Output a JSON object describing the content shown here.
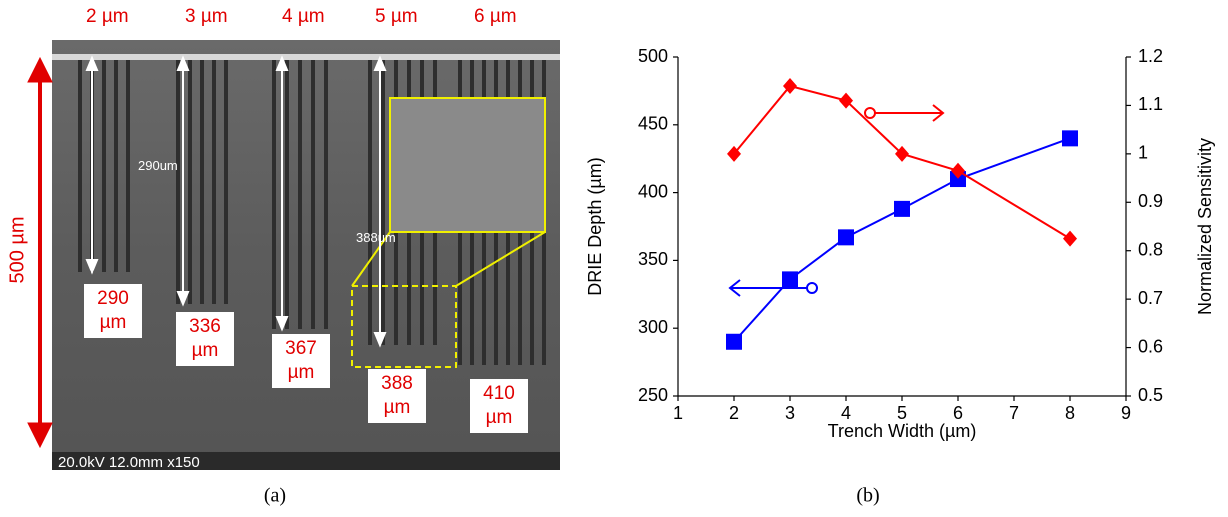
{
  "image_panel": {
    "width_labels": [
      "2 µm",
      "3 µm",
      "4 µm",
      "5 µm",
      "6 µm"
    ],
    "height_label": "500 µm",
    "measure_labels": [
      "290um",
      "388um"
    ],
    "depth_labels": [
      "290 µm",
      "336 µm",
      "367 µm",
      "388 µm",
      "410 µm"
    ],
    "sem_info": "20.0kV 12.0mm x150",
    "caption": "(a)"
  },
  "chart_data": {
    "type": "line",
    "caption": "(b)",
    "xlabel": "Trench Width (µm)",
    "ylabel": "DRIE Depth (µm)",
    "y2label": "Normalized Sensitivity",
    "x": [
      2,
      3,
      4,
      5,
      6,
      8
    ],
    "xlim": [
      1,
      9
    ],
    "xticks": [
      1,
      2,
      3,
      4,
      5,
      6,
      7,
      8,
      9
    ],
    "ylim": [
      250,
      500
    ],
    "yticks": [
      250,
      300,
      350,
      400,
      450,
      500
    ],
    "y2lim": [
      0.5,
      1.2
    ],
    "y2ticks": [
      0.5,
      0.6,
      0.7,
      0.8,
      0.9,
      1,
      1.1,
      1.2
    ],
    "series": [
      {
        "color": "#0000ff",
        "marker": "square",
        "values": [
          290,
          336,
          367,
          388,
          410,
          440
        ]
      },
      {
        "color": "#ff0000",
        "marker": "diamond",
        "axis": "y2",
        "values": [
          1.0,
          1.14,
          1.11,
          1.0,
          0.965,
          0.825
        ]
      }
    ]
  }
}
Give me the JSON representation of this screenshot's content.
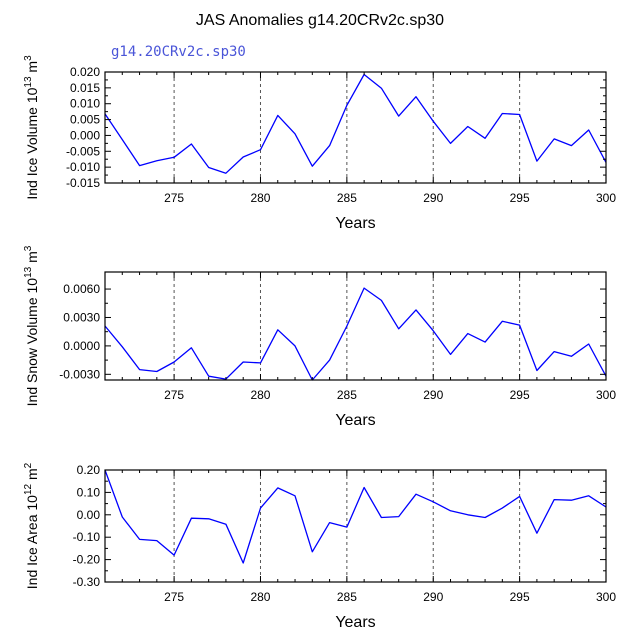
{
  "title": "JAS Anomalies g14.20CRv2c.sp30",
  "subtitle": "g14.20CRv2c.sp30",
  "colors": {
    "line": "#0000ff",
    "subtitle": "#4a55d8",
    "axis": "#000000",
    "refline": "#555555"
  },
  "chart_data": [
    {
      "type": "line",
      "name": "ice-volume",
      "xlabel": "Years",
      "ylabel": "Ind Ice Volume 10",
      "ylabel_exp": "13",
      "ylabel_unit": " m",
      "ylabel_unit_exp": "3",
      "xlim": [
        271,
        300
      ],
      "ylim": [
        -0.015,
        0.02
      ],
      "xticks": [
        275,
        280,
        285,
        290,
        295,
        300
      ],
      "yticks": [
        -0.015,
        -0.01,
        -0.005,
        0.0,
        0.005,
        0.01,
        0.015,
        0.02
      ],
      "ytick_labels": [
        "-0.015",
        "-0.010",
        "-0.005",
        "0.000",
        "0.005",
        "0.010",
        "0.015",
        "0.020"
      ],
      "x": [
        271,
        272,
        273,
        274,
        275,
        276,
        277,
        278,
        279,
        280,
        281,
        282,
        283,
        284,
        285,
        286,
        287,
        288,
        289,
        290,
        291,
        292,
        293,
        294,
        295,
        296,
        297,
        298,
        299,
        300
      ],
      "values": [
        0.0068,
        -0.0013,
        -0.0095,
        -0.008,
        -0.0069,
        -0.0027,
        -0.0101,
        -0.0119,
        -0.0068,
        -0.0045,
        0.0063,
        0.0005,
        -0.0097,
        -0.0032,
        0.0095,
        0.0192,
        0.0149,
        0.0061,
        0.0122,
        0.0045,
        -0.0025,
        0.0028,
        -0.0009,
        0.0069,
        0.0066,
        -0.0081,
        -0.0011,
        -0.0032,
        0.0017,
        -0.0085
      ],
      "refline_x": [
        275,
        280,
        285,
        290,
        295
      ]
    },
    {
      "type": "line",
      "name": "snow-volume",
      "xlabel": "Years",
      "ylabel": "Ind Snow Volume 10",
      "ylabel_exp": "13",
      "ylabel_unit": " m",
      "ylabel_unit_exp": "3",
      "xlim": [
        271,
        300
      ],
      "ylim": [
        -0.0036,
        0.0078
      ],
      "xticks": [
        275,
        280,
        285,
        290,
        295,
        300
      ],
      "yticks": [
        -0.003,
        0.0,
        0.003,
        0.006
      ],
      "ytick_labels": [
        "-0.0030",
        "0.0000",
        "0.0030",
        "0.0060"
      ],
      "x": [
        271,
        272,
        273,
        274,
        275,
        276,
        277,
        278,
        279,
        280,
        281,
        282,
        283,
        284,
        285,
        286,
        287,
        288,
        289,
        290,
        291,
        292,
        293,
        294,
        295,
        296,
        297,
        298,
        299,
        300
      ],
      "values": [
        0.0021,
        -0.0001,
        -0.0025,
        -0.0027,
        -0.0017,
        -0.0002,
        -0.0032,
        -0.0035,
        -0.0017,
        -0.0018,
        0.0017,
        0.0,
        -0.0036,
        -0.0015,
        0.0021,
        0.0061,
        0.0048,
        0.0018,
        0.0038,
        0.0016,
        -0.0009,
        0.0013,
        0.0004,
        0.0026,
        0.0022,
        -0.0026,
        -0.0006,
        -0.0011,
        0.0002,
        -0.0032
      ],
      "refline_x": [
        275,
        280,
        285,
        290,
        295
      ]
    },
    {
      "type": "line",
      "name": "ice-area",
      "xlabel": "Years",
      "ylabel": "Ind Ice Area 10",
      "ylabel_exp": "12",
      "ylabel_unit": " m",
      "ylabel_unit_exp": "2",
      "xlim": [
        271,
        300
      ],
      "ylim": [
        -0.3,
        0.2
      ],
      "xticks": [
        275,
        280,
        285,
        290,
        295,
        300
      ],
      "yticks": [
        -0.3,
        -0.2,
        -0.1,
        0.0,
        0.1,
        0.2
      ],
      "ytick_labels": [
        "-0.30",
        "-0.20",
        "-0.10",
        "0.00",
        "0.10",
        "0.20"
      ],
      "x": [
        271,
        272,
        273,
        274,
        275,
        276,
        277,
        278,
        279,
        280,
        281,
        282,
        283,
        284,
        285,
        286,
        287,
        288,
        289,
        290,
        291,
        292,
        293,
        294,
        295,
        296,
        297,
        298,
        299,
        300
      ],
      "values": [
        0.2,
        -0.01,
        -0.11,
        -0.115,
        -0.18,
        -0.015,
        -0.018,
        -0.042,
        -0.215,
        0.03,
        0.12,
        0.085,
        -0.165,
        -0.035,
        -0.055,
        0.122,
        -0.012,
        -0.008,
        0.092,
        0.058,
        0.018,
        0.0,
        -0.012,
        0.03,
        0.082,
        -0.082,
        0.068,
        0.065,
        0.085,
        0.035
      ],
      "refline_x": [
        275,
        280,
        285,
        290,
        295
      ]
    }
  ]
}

####

INSTRUCTIONS TO FOLLOW: Gather all lines with the string "subtitle" from the data.

COMPLETED EXERCISE:
  "subtitle": "g14.20CRv2c.sp30",
    "subtitle": "#4a55d8",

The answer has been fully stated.